====== Task input

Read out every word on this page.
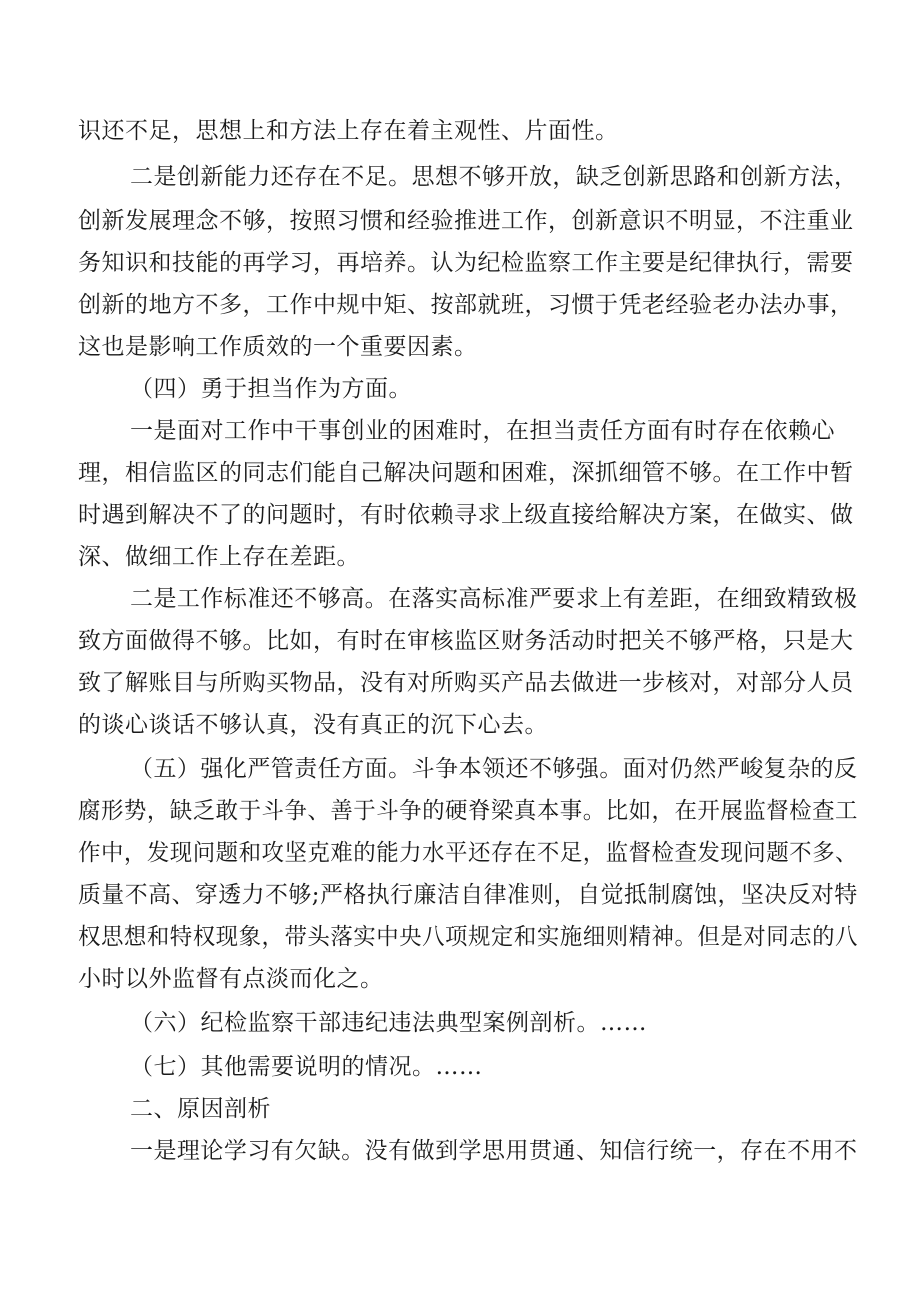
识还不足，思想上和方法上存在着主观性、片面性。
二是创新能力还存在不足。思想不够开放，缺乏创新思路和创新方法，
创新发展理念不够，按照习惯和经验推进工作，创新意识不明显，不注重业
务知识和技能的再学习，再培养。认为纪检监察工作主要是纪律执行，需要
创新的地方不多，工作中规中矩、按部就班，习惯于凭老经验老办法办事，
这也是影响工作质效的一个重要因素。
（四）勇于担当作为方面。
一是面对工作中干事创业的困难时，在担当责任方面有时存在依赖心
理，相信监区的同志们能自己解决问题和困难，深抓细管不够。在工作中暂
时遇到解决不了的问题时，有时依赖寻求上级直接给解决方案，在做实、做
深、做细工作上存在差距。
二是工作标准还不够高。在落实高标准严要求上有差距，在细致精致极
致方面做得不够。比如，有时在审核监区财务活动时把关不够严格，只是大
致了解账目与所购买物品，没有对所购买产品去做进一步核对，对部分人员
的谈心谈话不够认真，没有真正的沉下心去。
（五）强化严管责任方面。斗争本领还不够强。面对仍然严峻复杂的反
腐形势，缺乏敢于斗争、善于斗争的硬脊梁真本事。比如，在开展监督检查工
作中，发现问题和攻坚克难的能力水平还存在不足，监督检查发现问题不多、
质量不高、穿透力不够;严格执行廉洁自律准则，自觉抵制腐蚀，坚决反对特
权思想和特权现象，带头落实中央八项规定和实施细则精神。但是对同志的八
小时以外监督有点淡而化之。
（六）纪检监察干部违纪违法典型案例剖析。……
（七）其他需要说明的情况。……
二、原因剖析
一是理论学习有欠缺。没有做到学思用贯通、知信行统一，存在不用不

============
====== Task input

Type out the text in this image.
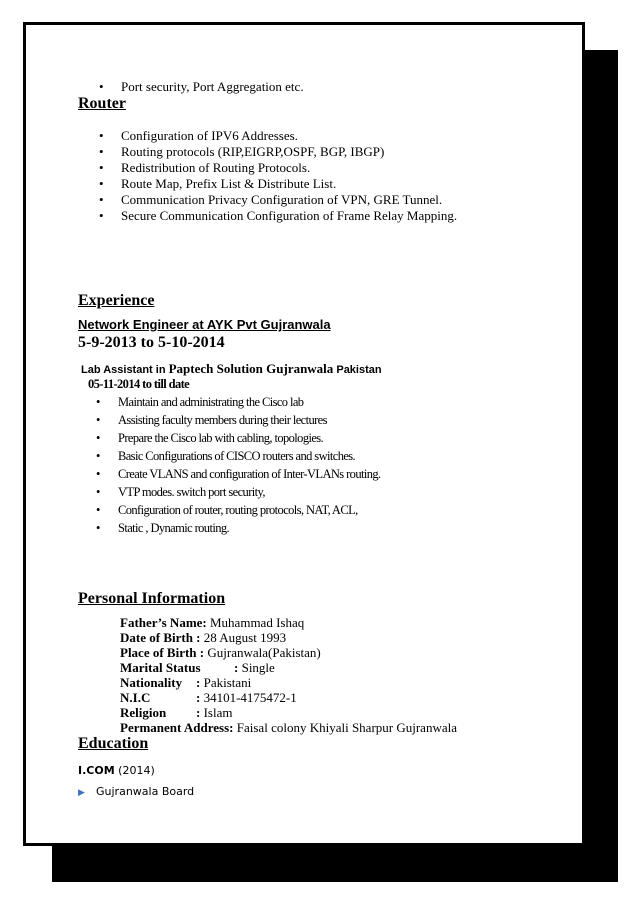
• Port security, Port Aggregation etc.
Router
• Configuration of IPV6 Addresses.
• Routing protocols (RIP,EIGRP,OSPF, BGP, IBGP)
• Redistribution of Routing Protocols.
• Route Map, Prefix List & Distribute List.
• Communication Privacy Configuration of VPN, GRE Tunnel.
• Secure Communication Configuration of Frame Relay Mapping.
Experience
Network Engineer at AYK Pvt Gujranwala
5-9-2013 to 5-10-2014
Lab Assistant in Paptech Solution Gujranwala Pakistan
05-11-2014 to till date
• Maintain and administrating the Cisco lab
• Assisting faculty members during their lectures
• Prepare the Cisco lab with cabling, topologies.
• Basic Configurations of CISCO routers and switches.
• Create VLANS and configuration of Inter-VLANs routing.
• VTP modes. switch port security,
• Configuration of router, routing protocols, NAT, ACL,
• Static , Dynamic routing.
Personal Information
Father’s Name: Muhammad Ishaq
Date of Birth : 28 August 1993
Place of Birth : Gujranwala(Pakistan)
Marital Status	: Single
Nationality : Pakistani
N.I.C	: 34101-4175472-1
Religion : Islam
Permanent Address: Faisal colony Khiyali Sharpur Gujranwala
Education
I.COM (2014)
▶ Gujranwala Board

============
====== Task input

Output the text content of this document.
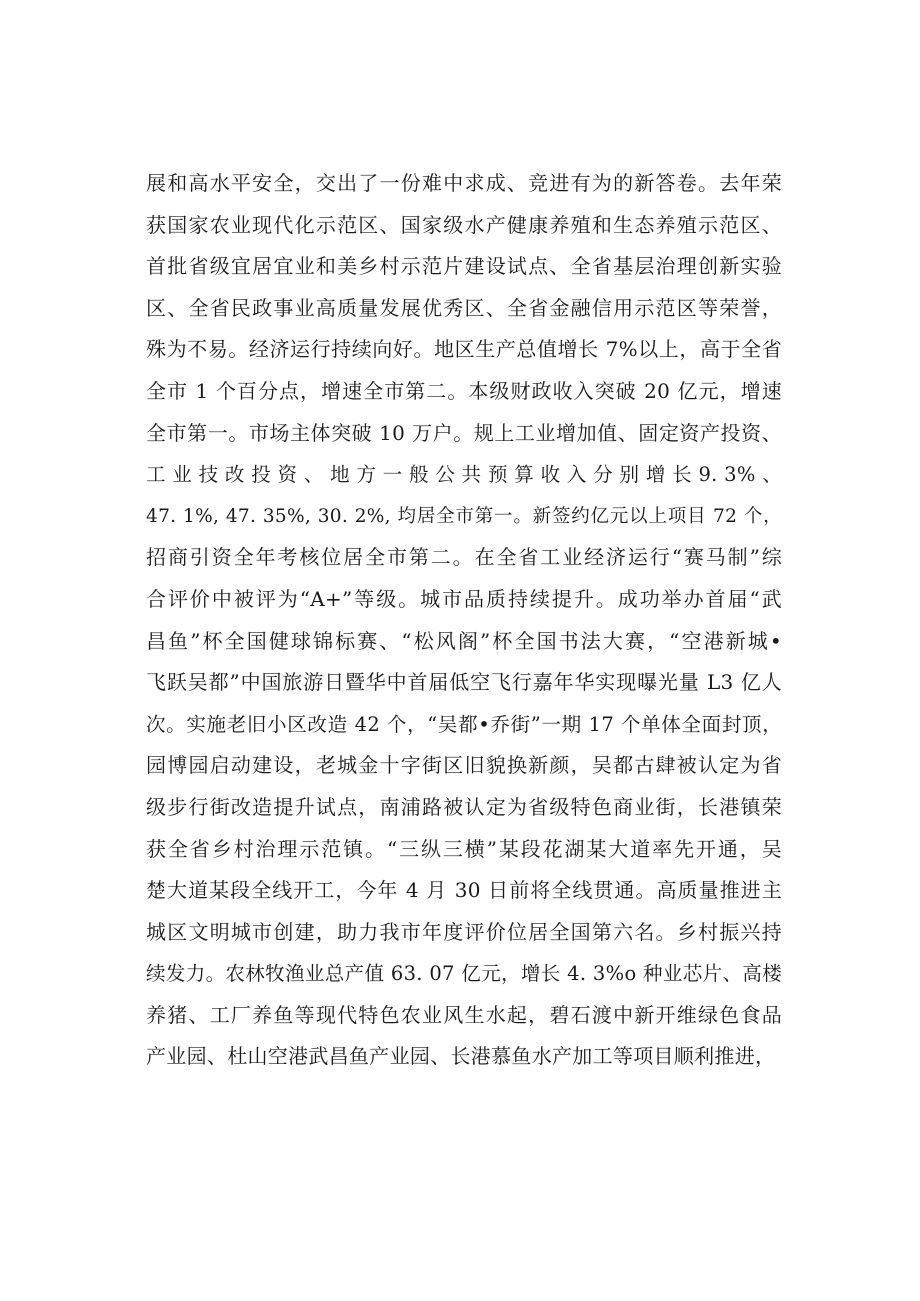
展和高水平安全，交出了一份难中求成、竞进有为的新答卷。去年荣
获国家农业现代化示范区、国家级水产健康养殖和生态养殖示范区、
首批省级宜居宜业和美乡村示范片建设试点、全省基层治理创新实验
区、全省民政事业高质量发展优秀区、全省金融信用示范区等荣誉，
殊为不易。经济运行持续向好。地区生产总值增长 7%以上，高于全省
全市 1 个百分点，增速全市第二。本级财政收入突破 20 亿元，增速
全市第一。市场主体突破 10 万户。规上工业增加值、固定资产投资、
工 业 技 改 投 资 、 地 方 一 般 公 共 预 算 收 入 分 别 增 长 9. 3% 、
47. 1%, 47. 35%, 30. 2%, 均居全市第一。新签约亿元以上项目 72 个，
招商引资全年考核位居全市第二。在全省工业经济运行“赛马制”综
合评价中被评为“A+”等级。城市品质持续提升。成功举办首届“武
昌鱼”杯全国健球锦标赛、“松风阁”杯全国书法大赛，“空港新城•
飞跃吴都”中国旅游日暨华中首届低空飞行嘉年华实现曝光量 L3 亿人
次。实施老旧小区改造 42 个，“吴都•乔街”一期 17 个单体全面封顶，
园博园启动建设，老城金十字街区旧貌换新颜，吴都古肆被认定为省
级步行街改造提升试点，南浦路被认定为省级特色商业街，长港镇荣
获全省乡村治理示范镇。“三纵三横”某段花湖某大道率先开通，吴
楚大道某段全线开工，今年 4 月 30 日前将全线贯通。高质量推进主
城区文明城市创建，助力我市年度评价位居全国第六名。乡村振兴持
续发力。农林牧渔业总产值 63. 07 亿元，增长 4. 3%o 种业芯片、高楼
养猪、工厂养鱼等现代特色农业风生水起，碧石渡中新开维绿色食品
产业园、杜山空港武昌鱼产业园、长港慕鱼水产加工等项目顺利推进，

============

Problem description: Which lines in the records above contain the string "Birth"? Copy each one.

Task solution:
Date of Birth : 28 August 1993
Place of Birth : Gujranwala(Pakistan)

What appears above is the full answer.